▶ _WRITTEN TASK_
Every record should be repeated exactly, except that pictures are left out.

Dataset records
"""

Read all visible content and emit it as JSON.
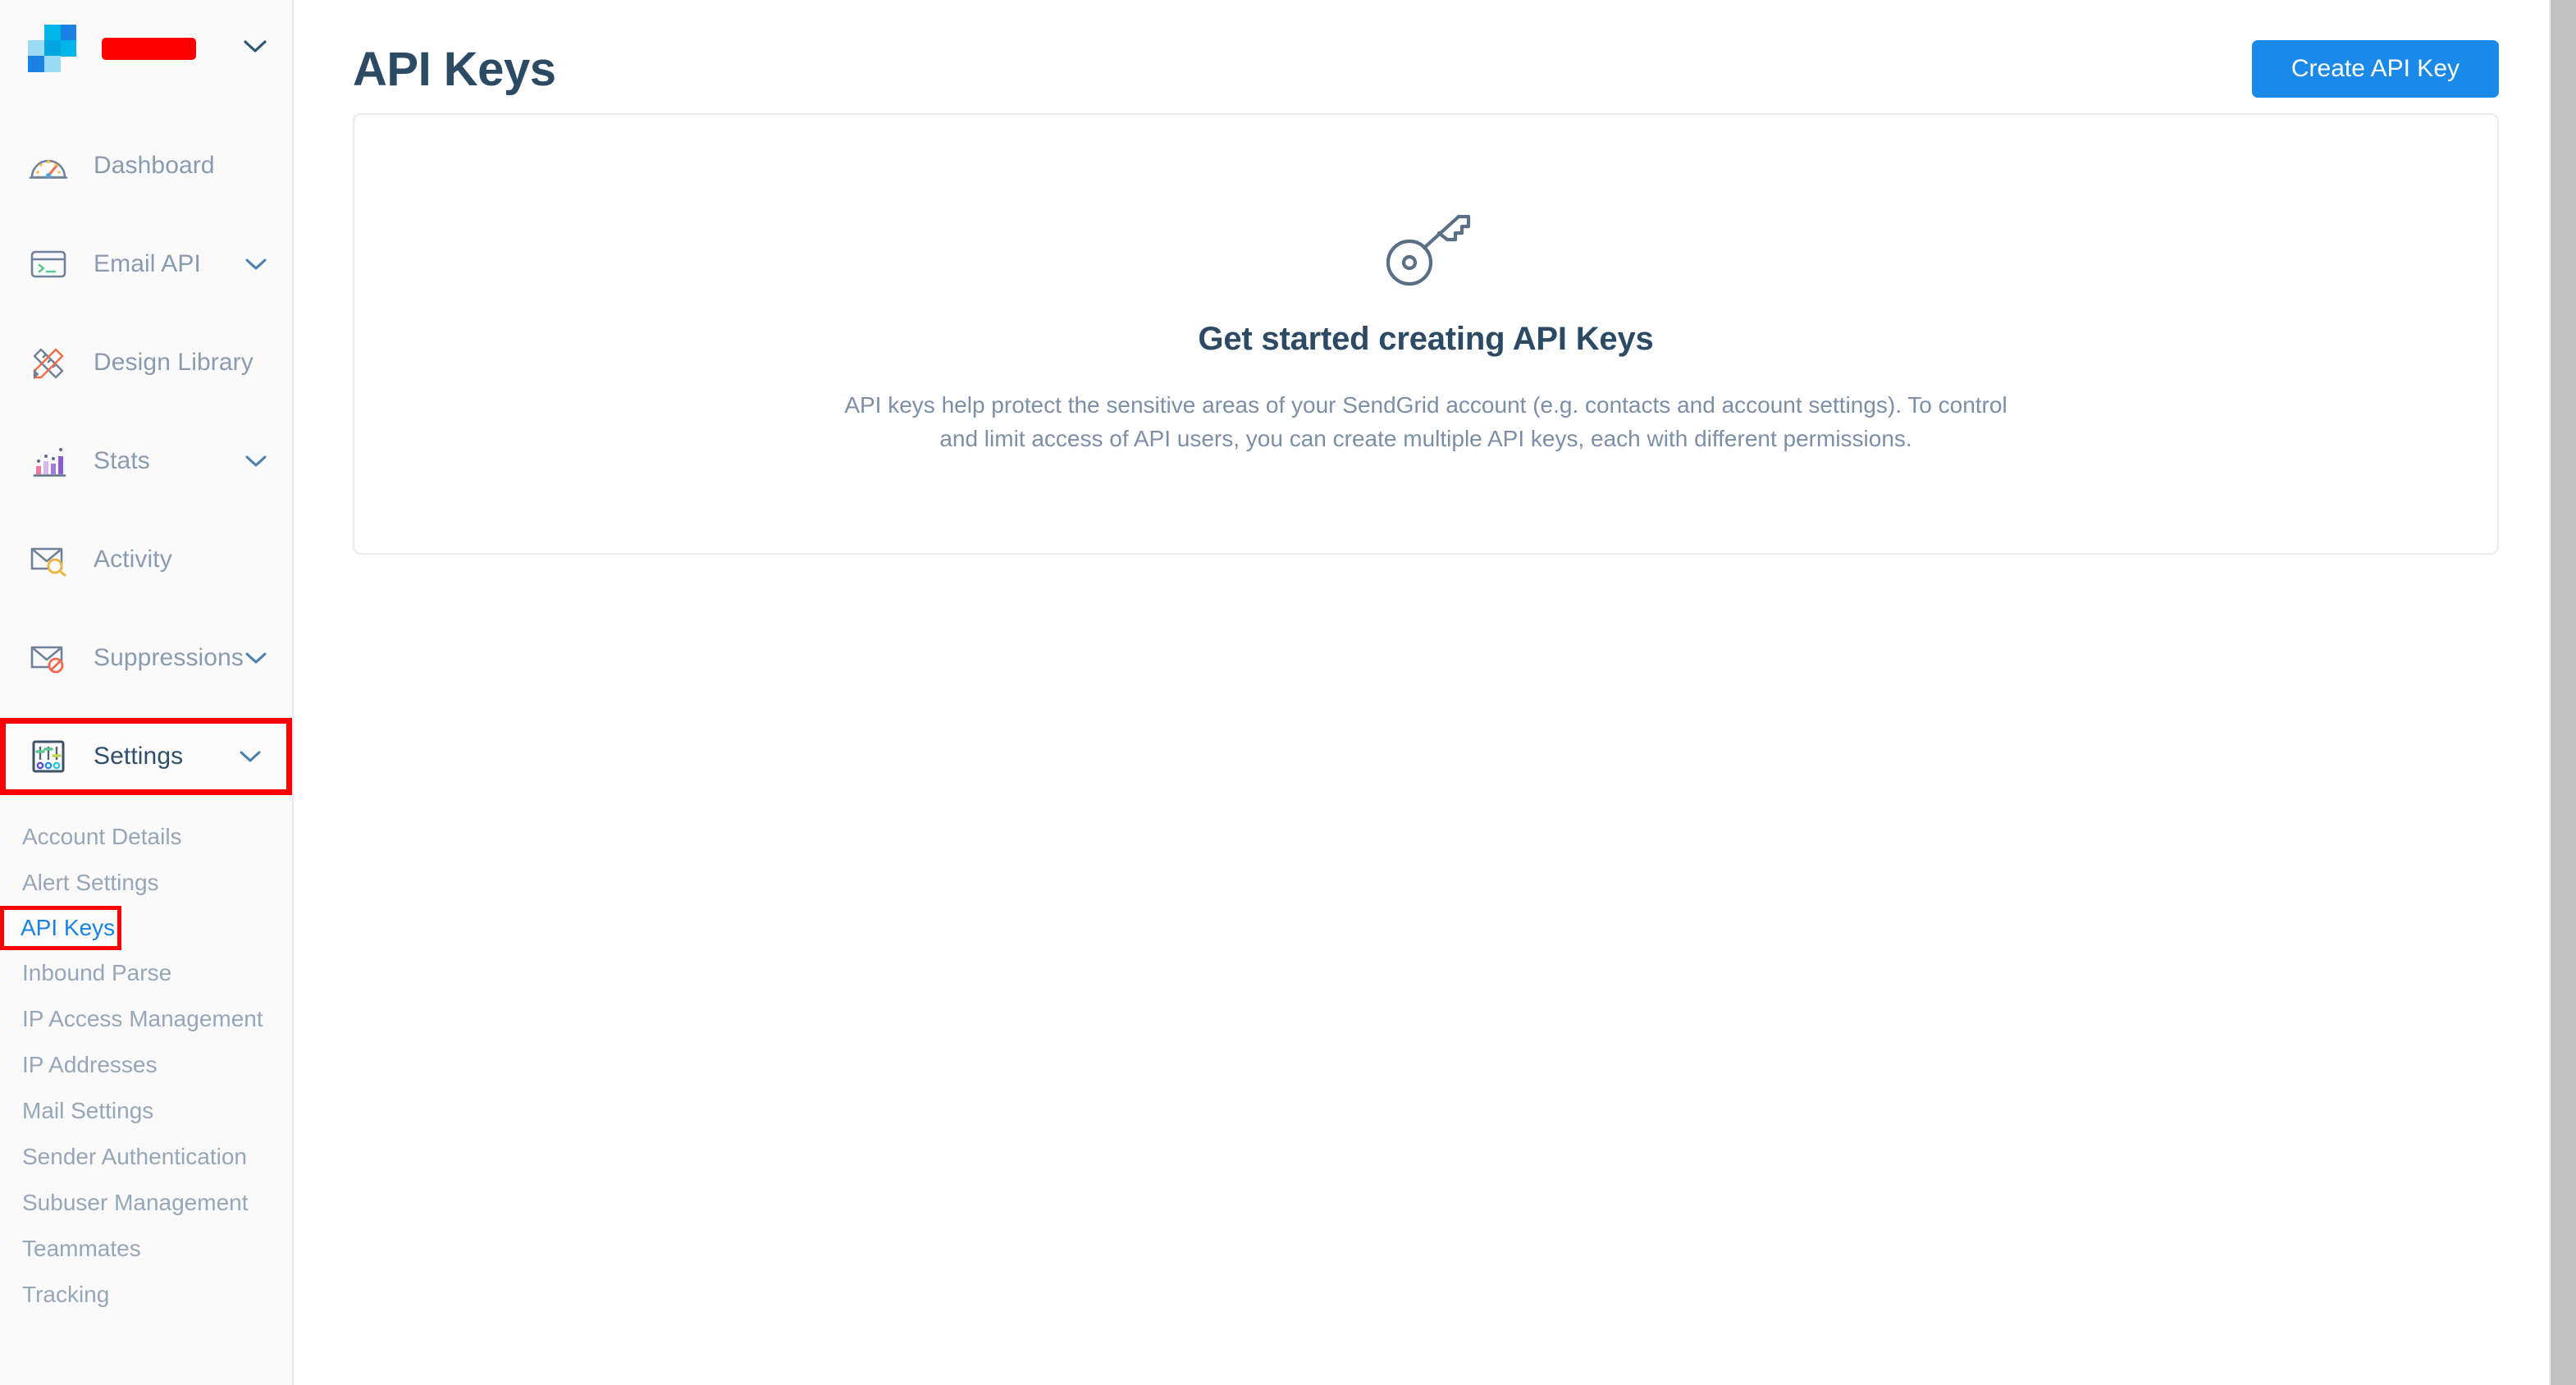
{
  "brand": {
    "logo_name": "sendgrid-logo",
    "account_name_redacted": "",
    "caret_icon": "chevron-down-icon",
    "colors": {
      "tile_dark_blue": "#1a82e2",
      "tile_mid_blue": "#00a5e0",
      "tile_cyan": "#00b5e8",
      "tile_light_blue": "#9bdcf5"
    }
  },
  "sidebar": {
    "items": [
      {
        "label": "Dashboard",
        "icon": "gauge-icon",
        "expandable": false
      },
      {
        "label": "Email API",
        "icon": "terminal-icon",
        "expandable": true
      },
      {
        "label": "Design Library",
        "icon": "ruler-pencil-icon",
        "expandable": false
      },
      {
        "label": "Stats",
        "icon": "bar-chart-icon",
        "expandable": true
      },
      {
        "label": "Activity",
        "icon": "envelope-search-icon",
        "expandable": false
      },
      {
        "label": "Suppressions",
        "icon": "envelope-blocked-icon",
        "expandable": true
      },
      {
        "label": "Settings",
        "icon": "sliders-icon",
        "expandable": true,
        "active": true,
        "highlighted": true
      }
    ],
    "submenu": [
      {
        "label": "Account Details"
      },
      {
        "label": "Alert Settings"
      },
      {
        "label": "API Keys",
        "current": true,
        "highlighted": true
      },
      {
        "label": "Inbound Parse"
      },
      {
        "label": "IP Access Management"
      },
      {
        "label": "IP Addresses"
      },
      {
        "label": "Mail Settings"
      },
      {
        "label": "Sender Authentication"
      },
      {
        "label": "Subuser Management"
      },
      {
        "label": "Teammates"
      },
      {
        "label": "Tracking"
      }
    ]
  },
  "main": {
    "page_title": "API Keys",
    "create_button_label": "Create API Key",
    "empty_state": {
      "icon": "key-icon",
      "heading": "Get started creating API Keys",
      "description": "API keys help protect the sensitive areas of your SendGrid account (e.g. contacts and account settings). To control and limit access of API users, you can create multiple API keys, each with different permissions."
    }
  },
  "colors": {
    "accent_blue": "#1a89e8",
    "title_navy": "#2c4a63",
    "muted_text": "#8a9bb0",
    "annotation_red": "#fe0000",
    "sidebar_bg": "#fafafa"
  }
}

"""

▶ _RESULT BELOW_
Read all visible content and emit it as JSON.
{
  "brand": {
    "logo_name": "sendgrid-logo",
    "account_name_redacted": "",
    "caret_icon": "chevron-down-icon",
    "colors": {
      "tile_dark_blue": "#1a82e2",
      "tile_mid_blue": "#00a5e0",
      "tile_cyan": "#00b5e8",
      "tile_light_blue": "#9bdcf5"
    }
  },
  "sidebar": {
    "items": [
      {
        "label": "Dashboard",
        "icon": "gauge-icon",
        "expandable": false
      },
      {
        "label": "Email API",
        "icon": "terminal-icon",
        "expandable": true
      },
      {
        "label": "Design Library",
        "icon": "ruler-pencil-icon",
        "expandable": false
      },
      {
        "label": "Stats",
        "icon": "bar-chart-icon",
        "expandable": true
      },
      {
        "label": "Activity",
        "icon": "envelope-search-icon",
        "expandable": false
      },
      {
        "label": "Suppressions",
        "icon": "envelope-blocked-icon",
        "expandable": true
      },
      {
        "label": "Settings",
        "icon": "sliders-icon",
        "expandable": true,
        "active": true,
        "highlighted": true
      }
    ],
    "submenu": [
      {
        "label": "Account Details"
      },
      {
        "label": "Alert Settings"
      },
      {
        "label": "API Keys",
        "current": true,
        "highlighted": true
      },
      {
        "label": "Inbound Parse"
      },
      {
        "label": "IP Access Management"
      },
      {
        "label": "IP Addresses"
      },
      {
        "label": "Mail Settings"
      },
      {
        "label": "Sender Authentication"
      },
      {
        "label": "Subuser Management"
      },
      {
        "label": "Teammates"
      },
      {
        "label": "Tracking"
      }
    ]
  },
  "main": {
    "page_title": "API Keys",
    "create_button_label": "Create API Key",
    "empty_state": {
      "icon": "key-icon",
      "heading": "Get started creating API Keys",
      "description": "API keys help protect the sensitive areas of your SendGrid account (e.g. contacts and account settings). To control and limit access of API users, you can create multiple API keys, each with different permissions."
    }
  },
  "colors": {
    "accent_blue": "#1a89e8",
    "title_navy": "#2c4a63",
    "muted_text": "#8a9bb0",
    "annotation_red": "#fe0000",
    "sidebar_bg": "#fafafa"
  }
}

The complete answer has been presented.